* **The problem**
In the following material, identify every line holding the string "this" and return it.

————

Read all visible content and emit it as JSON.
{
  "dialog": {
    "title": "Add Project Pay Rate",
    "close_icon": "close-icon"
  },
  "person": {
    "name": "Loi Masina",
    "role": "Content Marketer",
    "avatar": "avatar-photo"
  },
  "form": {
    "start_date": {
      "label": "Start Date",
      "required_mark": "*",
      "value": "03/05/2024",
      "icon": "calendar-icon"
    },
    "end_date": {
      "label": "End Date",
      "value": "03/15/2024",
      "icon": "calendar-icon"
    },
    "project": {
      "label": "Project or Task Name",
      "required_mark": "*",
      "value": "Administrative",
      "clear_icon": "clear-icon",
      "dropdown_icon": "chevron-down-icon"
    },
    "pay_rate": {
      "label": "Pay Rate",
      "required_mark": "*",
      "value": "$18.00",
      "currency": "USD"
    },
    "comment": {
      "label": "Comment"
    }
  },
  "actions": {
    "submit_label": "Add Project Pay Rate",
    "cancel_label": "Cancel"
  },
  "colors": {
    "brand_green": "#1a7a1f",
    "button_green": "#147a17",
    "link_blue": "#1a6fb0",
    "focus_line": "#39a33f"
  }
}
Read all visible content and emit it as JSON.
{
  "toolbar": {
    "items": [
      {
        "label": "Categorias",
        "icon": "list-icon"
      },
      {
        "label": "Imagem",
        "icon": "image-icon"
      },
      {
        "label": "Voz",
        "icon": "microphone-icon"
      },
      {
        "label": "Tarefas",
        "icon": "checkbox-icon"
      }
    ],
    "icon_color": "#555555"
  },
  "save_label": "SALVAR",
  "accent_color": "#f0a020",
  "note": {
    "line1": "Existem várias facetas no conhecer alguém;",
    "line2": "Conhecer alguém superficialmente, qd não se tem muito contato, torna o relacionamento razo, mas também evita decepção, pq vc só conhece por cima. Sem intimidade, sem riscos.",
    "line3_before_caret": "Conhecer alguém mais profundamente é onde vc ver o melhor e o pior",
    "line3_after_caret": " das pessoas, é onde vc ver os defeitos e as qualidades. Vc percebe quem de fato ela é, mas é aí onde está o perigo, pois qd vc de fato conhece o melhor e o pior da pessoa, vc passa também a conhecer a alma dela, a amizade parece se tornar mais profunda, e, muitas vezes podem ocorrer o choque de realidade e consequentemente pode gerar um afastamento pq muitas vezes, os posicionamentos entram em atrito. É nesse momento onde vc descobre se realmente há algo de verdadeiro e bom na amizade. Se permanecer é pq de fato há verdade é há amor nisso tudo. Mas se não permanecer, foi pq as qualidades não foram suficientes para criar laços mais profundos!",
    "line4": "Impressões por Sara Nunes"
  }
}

————

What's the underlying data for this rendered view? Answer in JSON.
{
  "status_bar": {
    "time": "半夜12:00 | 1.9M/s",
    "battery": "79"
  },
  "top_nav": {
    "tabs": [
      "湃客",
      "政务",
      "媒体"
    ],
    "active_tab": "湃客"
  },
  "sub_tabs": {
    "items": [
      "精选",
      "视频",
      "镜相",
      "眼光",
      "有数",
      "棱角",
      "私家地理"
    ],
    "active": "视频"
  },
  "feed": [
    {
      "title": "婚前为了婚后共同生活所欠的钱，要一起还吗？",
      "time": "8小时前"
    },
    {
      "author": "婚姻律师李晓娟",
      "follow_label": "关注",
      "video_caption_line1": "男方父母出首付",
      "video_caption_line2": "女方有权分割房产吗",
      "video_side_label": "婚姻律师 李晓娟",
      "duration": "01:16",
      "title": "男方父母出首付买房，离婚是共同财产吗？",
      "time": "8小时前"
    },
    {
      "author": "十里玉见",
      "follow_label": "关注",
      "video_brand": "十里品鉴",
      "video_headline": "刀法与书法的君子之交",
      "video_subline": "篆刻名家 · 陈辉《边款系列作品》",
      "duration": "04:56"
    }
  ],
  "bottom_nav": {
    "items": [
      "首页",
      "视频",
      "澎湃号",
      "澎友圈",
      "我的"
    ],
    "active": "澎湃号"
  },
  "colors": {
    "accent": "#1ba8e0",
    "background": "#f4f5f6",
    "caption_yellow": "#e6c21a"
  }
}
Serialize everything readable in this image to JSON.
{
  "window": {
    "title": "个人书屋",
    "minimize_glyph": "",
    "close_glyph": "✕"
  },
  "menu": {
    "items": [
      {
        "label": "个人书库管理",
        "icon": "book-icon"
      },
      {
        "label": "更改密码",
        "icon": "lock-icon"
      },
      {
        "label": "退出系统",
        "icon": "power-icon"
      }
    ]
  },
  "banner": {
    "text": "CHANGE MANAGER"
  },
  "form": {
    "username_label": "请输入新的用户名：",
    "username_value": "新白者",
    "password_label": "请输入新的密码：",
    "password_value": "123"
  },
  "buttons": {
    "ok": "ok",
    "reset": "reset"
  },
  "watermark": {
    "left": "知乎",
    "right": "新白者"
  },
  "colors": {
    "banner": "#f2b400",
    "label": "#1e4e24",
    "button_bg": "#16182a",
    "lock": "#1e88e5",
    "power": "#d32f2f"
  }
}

————

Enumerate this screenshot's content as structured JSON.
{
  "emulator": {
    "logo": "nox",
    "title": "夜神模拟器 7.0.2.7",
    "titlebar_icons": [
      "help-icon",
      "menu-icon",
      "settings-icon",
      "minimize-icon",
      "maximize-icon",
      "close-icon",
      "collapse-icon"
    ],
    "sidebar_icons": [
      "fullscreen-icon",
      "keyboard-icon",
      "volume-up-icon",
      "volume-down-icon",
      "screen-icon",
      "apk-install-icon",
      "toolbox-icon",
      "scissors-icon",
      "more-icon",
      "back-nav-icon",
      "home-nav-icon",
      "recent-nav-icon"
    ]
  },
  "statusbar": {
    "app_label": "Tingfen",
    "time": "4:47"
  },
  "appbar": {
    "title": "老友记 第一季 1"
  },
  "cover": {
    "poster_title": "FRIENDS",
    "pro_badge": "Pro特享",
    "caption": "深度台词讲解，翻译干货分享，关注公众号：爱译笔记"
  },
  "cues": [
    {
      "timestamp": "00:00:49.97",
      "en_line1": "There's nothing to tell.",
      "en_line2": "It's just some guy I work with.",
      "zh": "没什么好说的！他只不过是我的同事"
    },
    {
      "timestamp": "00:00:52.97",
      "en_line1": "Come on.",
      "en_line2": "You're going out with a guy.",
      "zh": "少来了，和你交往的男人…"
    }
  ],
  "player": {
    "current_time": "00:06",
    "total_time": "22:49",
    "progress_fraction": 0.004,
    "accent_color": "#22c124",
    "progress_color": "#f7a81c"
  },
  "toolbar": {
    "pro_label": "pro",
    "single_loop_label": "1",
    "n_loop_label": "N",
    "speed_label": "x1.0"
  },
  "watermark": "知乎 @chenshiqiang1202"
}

————

* **Response below**
What's the underlying data for this rendered view? Answer in JSON.
Serialize everything readable in this image to JSON.
Enumerate this screenshot's content as structured JSON.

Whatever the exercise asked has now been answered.